GIVEN ENTRIES:
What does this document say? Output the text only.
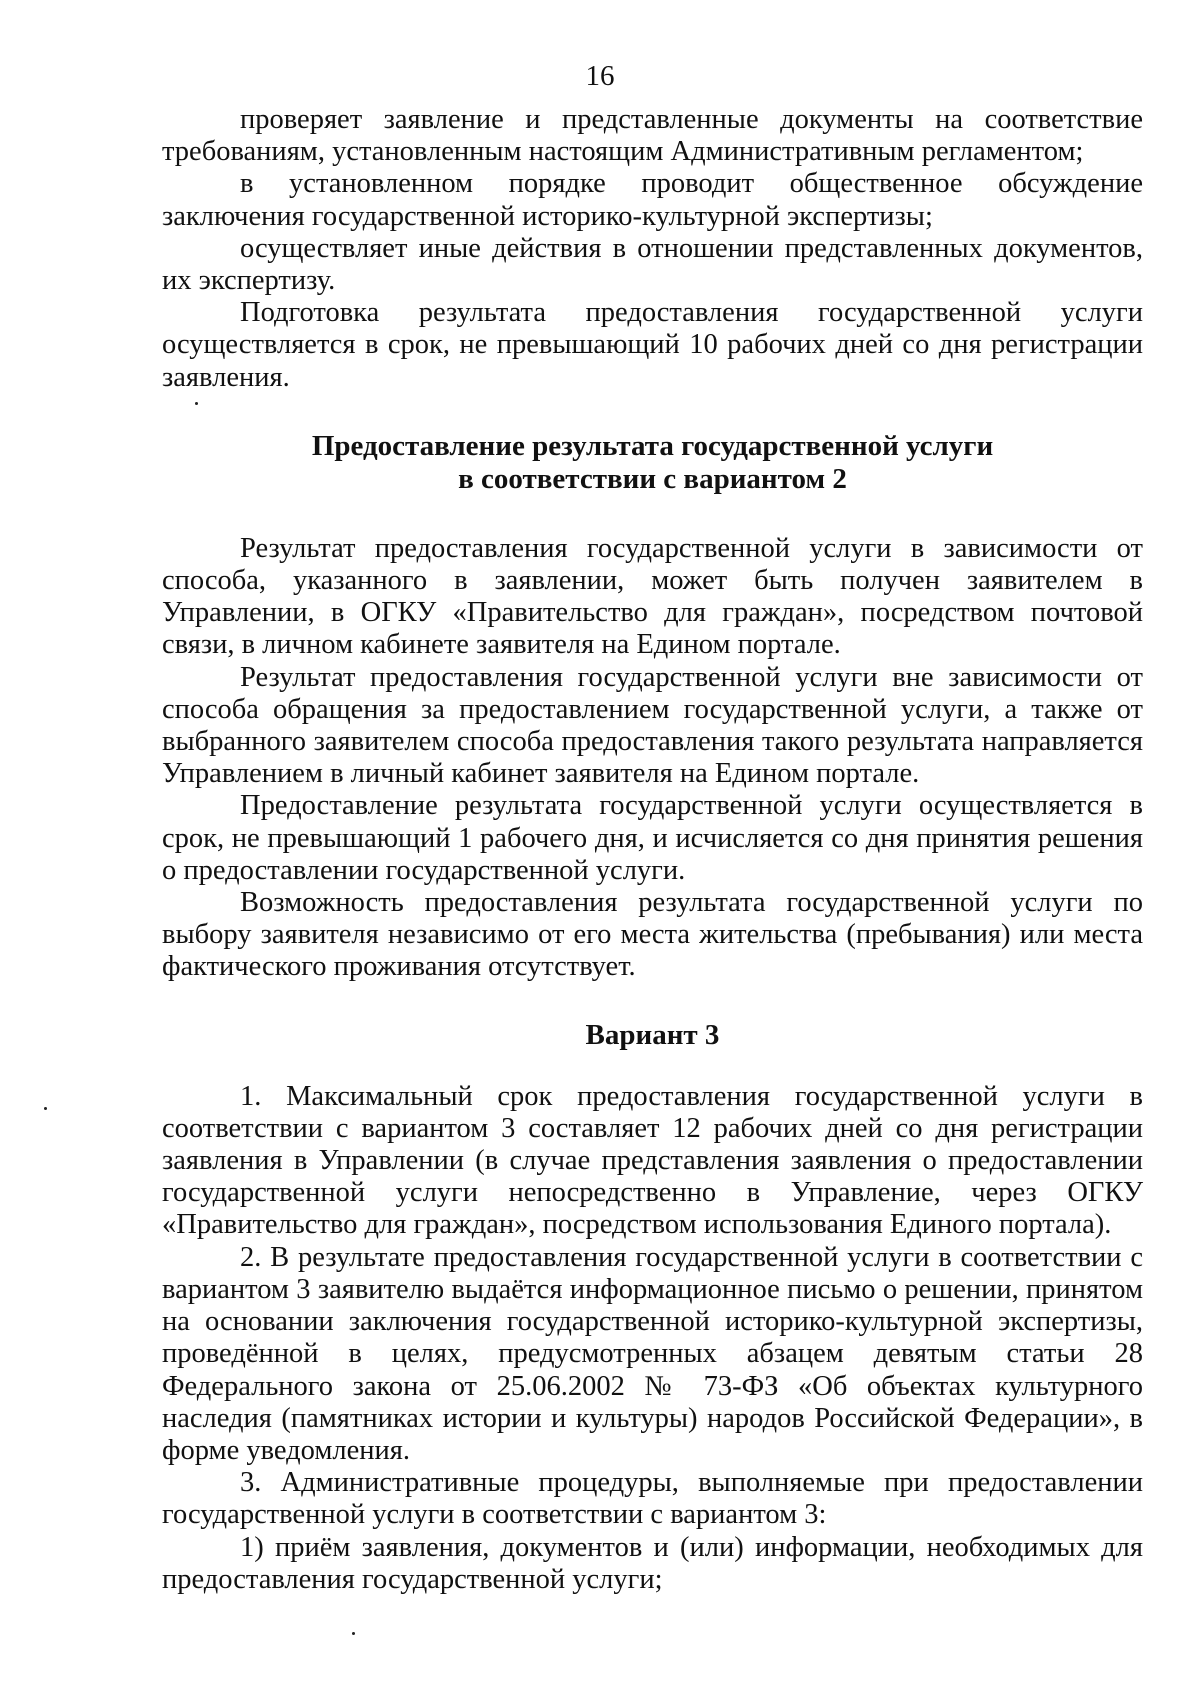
16

проверяет заявление и представленные документы на соответствие требованиям, установленным настоящим Административным регламентом;

в установленном порядке проводит общественное обсуждение заключения государственной историко-культурной экспертизы;

осуществляет иные действия в отношении представленных документов, их экспертизу.

Подготовка результата предоставления государственной услуги осуществляется в срок, не превышающий 10 рабочих дней со дня регистрации заявления.

Предоставление результата государственной услуги

в соответствии с вариантом 2

Результат предоставления государственной услуги в зависимости от способа, указанного в заявлении, может быть получен заявителем в Управлении, в ОГКУ «Правительство для граждан», посредством почтовой связи, в личном кабинете заявителя на Едином портале.

Результат предоставления государственной услуги вне зависимости от способа обращения за предоставлением государственной услуги, а также от выбранного заявителем способа предоставления такого результата направляется Управлением в личный кабинет заявителя на Едином портале.

Предоставление результата государственной услуги осуществляется в срок, не превышающий 1 рабочего дня, и исчисляется со дня принятия решения о предоставлении государственной услуги.

Возможность предоставления результата государственной услуги по выбору заявителя независимо от его места жительства (пребывания) или места фактического проживания отсутствует.

Вариант 3

1. Максимальный срок предоставления государственной услуги в соответствии с вариантом 3 составляет 12 рабочих дней со дня регистрации заявления в Управлении (в случае представления заявления о предоставлении государственной услуги непосредственно в Управление, через ОГКУ «Правительство для граждан», посредством использования Единого портала).

2. В результате предоставления государственной услуги в соответствии с вариантом 3 заявителю выдаётся информационное письмо о решении, принятом на основании заключения государственной историко-культурной экспертизы, проведённой в целях, предусмотренных абзацем девятым статьи 28 Федерального закона от 25.06.2002 № 73-ФЗ «Об объектах культурного наследия (памятниках истории и культуры) народов Российской Федерации», в форме уведомления.

3. Административные процедуры, выполняемые при предоставлении государственной услуги в соответствии с вариантом 3:

1) приём заявления, документов и (или) информации, необходимых для предоставления государственной услуги;
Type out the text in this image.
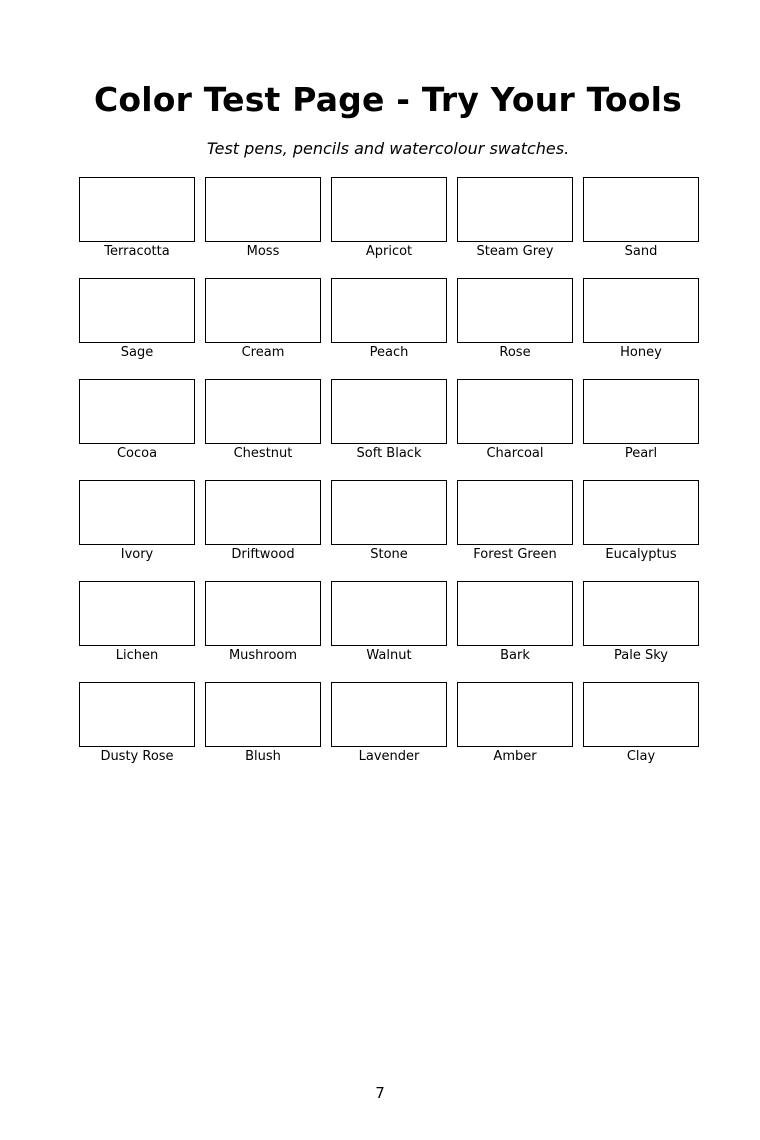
Color Test Page - Try Your Tools
Test pens, pencils and watercolour swatches.
Terracotta	Moss	Apricot	Steam Grey	Sand
Sage	Cream	Peach	Rose	Honey
Cocoa	Chestnut	Soft Black	Charcoal	Pearl
Ivory	Driftwood	Stone	Forest Green	Eucalyptus
Lichen	Mushroom	Walnut	Bark	Pale Sky
Dusty Rose	Blush	Lavender	Amber	Clay
7
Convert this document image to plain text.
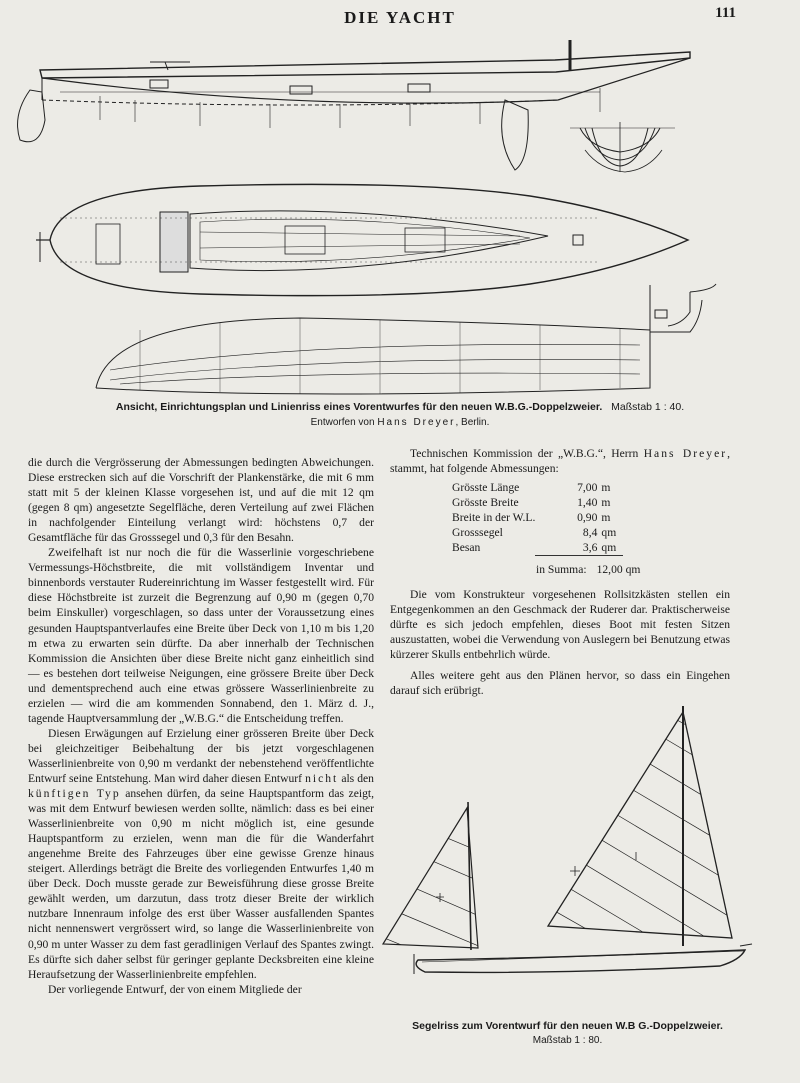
DIE YACHT	111
Ansicht, Einrichtungsplan und Linienriss eines Vorentwurfes für den neuen W.B.G.-Doppelzweier. Maßstab 1 : 40.
Entworfen von Hans Dreyer, Berlin.

die durch die Vergrösserung der Abmessungen bedingten Abweichungen. Diese erstrecken sich auf die Vorschrift der Plankenstärke, die mit 6 mm statt mit 5 der kleinen Klasse vorgesehen ist, und auf die mit 12 qm (gegen 8 qm) angesetzte Segelfläche, deren Verteilung auf zwei Flächen in nachfolgender Einteilung verlangt wird: höchstens 0,7 der Gesamtfläche für das Grosssegel und 0,3 für den Besahn.

Zweifelhaft ist nur noch die für die Wasserlinie vorgeschriebene Vermessungs-Höchstbreite, die mit vollständigem Inventar und binnenbords verstauter Rudereinrichtung im Wasser festgestellt wird. Für diese Höchstbreite ist zurzeit die Begrenzung auf 0,90 m (gegen 0,70 beim Einskuller) vorgeschlagen, so dass unter der Voraussetzung eines gesunden Hauptspantverlaufes eine Breite über Deck von 1,10 m bis 1,20 m etwa zu erwarten sein dürfte. Da aber innerhalb der Technischen Kommission die Ansichten über diese Breite nicht ganz einheitlich sind — es bestehen dort teilweise Neigungen, eine grössere Breite über Deck und dementsprechend auch eine etwas grössere Wasserlinienbreite zu erzielen — wird die am kommenden Sonnabend, den 1. März d. J., tagende Hauptversammlung der „W.B.G.“ die Entscheidung treffen.

Diesen Erwägungen auf Erzielung einer grösseren Breite über Deck bei gleichzeitiger Beibehaltung der bis jetzt vorgeschlagenen Wasserlinienbreite von 0,90 m verdankt der nebenstehend veröffentlichte Entwurf seine Entstehung. Man wird daher diesen Entwurf nicht als den künftigen Typ ansehen dürfen, da seine Hauptspantform das zeigt, was mit dem Entwurf bewiesen werden sollte, nämlich: dass es bei einer Wasserlinienbreite von 0,90 m nicht möglich ist, eine gesunde Hauptspantform zu erzielen, wenn man die für die Wanderfahrt angenehme Breite des Fahrzeuges über eine gewisse Grenze hinaus steigert. Allerdings beträgt die Breite des vorliegenden Entwurfes 1,40 m über Deck. Doch musste gerade zur Beweisführung diese grosse Breite gewählt werden, um darzutun, dass trotz dieser Breite der wirklich nutzbare Innenraum infolge des erst über Wasser ausfallenden Spantes nicht nennenswert vergrössert wird, so lange die Wasserlinienbreite von 0,90 m unter Wasser zu dem fast geradlinigen Verlauf des Spantes zwingt. Es dürfte sich daher selbst für geringer geplante Decksbreiten eine kleine Heraufsetzung der Wasserlinienbreite empfehlen.

Der vorliegende Entwurf, der von einem Mitgliede der

Technischen Kommission der „W.B.G.“, Herrn Hans Dreyer, stammt, hat folgende Abmessungen:

Grösste Länge	7,00	m
Grösste Breite	1,40	m
Breite in der W.L.	0,90	m
Grosssegel	8,4	qm
Besan	3,6	qm
in Summa: 12,00 qm

Die vom Konstrukteur vorgesehenen Rollsitzkästen stellen ein Entgegenkommen an den Geschmack der Ruderer dar. Praktischerweise dürfte es sich jedoch empfehlen, dieses Boot mit festen Sitzen auszustatten, wobei die Verwendung von Auslegern bei Benutzung etwas kürzerer Skulls entbehrlich würde.

Alles weitere geht aus den Plänen hervor, so dass ein Eingehen darauf sich erübrigt.

Segelriss zum Vorentwurf für den neuen W.B G.-Doppelzweier.
Maßstab 1 : 80.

REQUIREMENT: Lines containing the string "image" should be counted; reply with their number and nothing more.

EXERCISE RESULT: 2